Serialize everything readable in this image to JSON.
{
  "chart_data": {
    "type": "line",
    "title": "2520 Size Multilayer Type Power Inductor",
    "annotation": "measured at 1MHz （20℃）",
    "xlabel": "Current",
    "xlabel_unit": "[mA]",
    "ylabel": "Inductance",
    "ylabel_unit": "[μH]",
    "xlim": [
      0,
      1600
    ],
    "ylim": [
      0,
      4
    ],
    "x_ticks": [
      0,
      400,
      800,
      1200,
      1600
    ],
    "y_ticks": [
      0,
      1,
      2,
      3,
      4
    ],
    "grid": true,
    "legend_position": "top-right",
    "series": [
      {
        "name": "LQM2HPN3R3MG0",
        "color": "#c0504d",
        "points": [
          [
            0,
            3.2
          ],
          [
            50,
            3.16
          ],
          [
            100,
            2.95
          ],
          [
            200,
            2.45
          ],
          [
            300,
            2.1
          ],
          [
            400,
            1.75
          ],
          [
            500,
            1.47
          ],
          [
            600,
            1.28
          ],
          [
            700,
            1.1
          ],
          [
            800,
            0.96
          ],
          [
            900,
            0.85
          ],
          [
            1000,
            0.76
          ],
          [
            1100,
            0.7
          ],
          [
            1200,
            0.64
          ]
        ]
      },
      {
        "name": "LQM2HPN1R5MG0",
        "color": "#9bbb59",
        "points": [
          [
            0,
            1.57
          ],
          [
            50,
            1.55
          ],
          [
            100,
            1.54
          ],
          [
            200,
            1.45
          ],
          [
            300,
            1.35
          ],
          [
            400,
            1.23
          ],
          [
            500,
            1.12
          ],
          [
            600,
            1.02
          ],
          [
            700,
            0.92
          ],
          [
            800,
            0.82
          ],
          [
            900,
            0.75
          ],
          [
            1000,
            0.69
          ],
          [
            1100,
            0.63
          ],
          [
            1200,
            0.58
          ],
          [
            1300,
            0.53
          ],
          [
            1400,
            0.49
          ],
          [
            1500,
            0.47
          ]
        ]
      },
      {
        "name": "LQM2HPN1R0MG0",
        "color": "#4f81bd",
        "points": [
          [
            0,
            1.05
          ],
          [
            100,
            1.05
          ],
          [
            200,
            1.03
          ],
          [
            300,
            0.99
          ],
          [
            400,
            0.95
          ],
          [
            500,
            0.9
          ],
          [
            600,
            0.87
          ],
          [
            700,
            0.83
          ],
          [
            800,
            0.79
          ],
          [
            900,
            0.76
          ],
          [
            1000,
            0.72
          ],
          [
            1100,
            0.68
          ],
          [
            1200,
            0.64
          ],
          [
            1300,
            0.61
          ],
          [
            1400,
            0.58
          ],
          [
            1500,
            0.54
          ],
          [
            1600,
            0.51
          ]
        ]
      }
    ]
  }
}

——

> [Instruction]: In the lines above, locate the string "color". Copy every line where it occurs.

> [Worked answer]:
        "color": "#c0504d",
        "color": "#9bbb59",
        "color": "#4f81bd",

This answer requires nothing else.